Set out the records below again exactly; skip the images.

(Document page text data)
>>>>>
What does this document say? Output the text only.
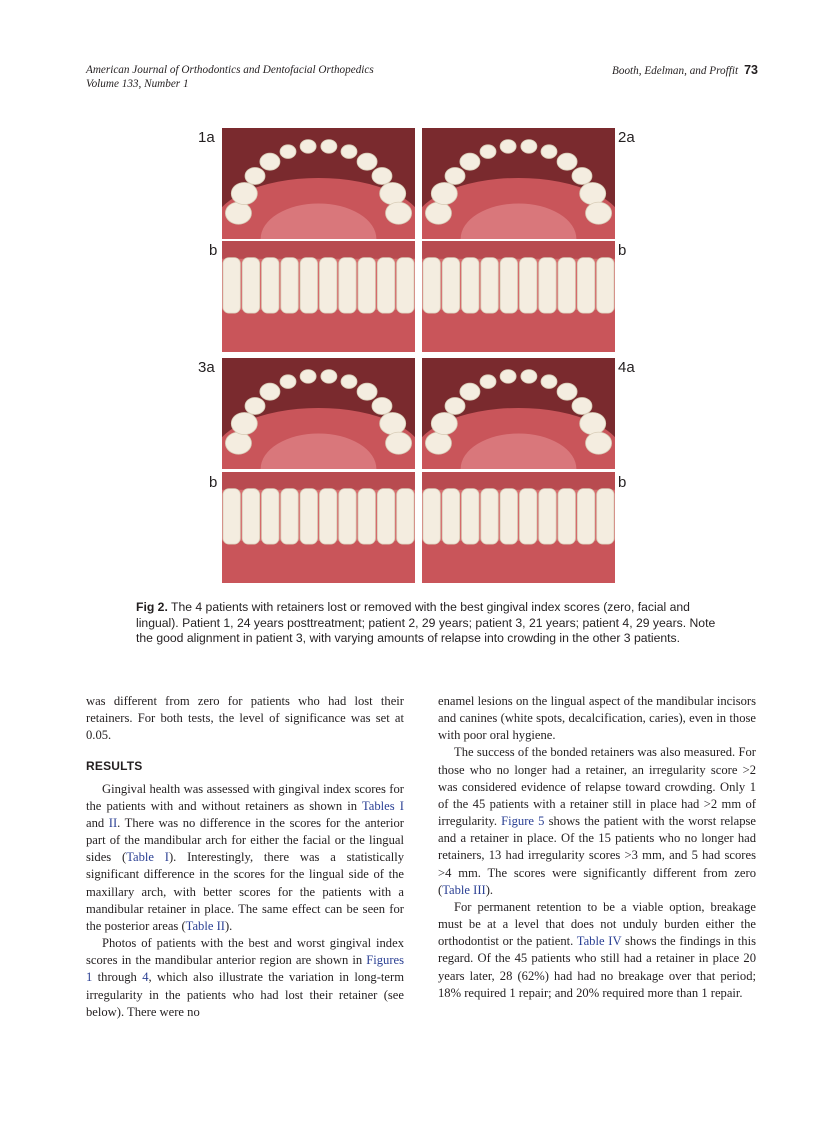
American Journal of Orthodontics and Dentofacial Orthopedics
Volume 133, Number 1
Booth, Edelman, and Proffit 73
1a	2a
b	b
3a	4a
b	b
Fig 2. The 4 patients with retainers lost or removed with the best gingival index scores (zero, facial and lingual). Patient 1, 24 years posttreatment; patient 2, 29 years; patient 3, 21 years; patient 4, 29 years. Note the good alignment in patient 3, with varying amounts of relapse into crowding in the other 3 patients.

was different from zero for patients who had lost their retainers. For both tests, the level of significance was set at 0.05.

RESULTS

Gingival health was assessed with gingival index scores for the patients with and without retainers as shown in Tables I and II. There was no difference in the scores for the anterior part of the mandibular arch for either the facial or the lingual sides (Table I). Interestingly, there was a statistically significant difference in the scores for the lingual side of the maxillary arch, with better scores for the patients with a mandibular retainer in place. The same effect can be seen for the posterior areas (Table II).

Photos of patients with the best and worst gingival index scores in the mandibular anterior region are shown in Figures 1 through 4, which also illustrate the variation in long-term irregularity in the patients who had lost their retainer (see below). There were no

enamel lesions on the lingual aspect of the mandibular incisors and canines (white spots, decalcification, caries), even in those with poor oral hygiene.

The success of the bonded retainers was also measured. For those who no longer had a retainer, an irregularity score >2 was considered evidence of relapse toward crowding. Only 1 of the 45 patients with a retainer still in place had >2 mm of irregularity. Figure 5 shows the patient with the worst relapse and a retainer in place. Of the 15 patients who no longer had retainers, 13 had irregularity scores >3 mm, and 5 had scores >4 mm. The scores were significantly different from zero (Table III).

For permanent retention to be a viable option, breakage must be at a level that does not unduly burden either the orthodontist or the patient. Table IV shows the findings in this regard. Of the 45 patients who still had a retainer in place 20 years later, 28 (62%) had had no breakage over that period; 18% required 1 repair; and 20% required more than 1 repair.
<<<<<
=== Result for this exercise ===
What does this document say? Output the text only.
American Journal of Orthodontics and Dentofacial Orthopedics
Volume 133, Number 1
Booth, Edelman, and Proffit 73
1a	2a
b	b
3a	4a
b	b
Fig 2. The 4 patients with retainers lost or removed with the best gingival index scores (zero, facial and lingual). Patient 1, 24 years posttreatment; patient 2, 29 years; patient 3, 21 years; patient 4, 29 years. Note the good alignment in patient 3, with varying amounts of relapse into crowding in the other 3 patients.

was different from zero for patients who had lost their retainers. For both tests, the level of significance was set at 0.05.

RESULTS

Gingival health was assessed with gingival index scores for the patients with and without retainers as shown in Tables I and II. There was no difference in the scores for the anterior part of the mandibular arch for either the facial or the lingual sides (Table I). Interestingly, there was a statistically significant difference in the scores for the lingual side of the maxillary arch, with better scores for the patients with a mandibular retainer in place. The same effect can be seen for the posterior areas (Table II).

Photos of patients with the best and worst gingival index scores in the mandibular anterior region are shown in Figures 1 through 4, which also illustrate the variation in long-term irregularity in the patients who had lost their retainer (see below). There were no

enamel lesions on the lingual aspect of the mandibular incisors and canines (white spots, decalcification, caries), even in those with poor oral hygiene.

The success of the bonded retainers was also measured. For those who no longer had a retainer, an irregularity score >2 was considered evidence of relapse toward crowding. Only 1 of the 45 patients with a retainer still in place had >2 mm of irregularity. Figure 5 shows the patient with the worst relapse and a retainer in place. Of the 15 patients who no longer had retainers, 13 had irregularity scores >3 mm, and 5 had scores >4 mm. The scores were significantly different from zero (Table III).

For permanent retention to be a viable option, breakage must be at a level that does not unduly burden either the orthodontist or the patient. Table IV shows the findings in this regard. Of the 45 patients who still had a retainer in place 20 years later, 28 (62%) had had no breakage over that period; 18% required 1 repair; and 20% required more than 1 repair.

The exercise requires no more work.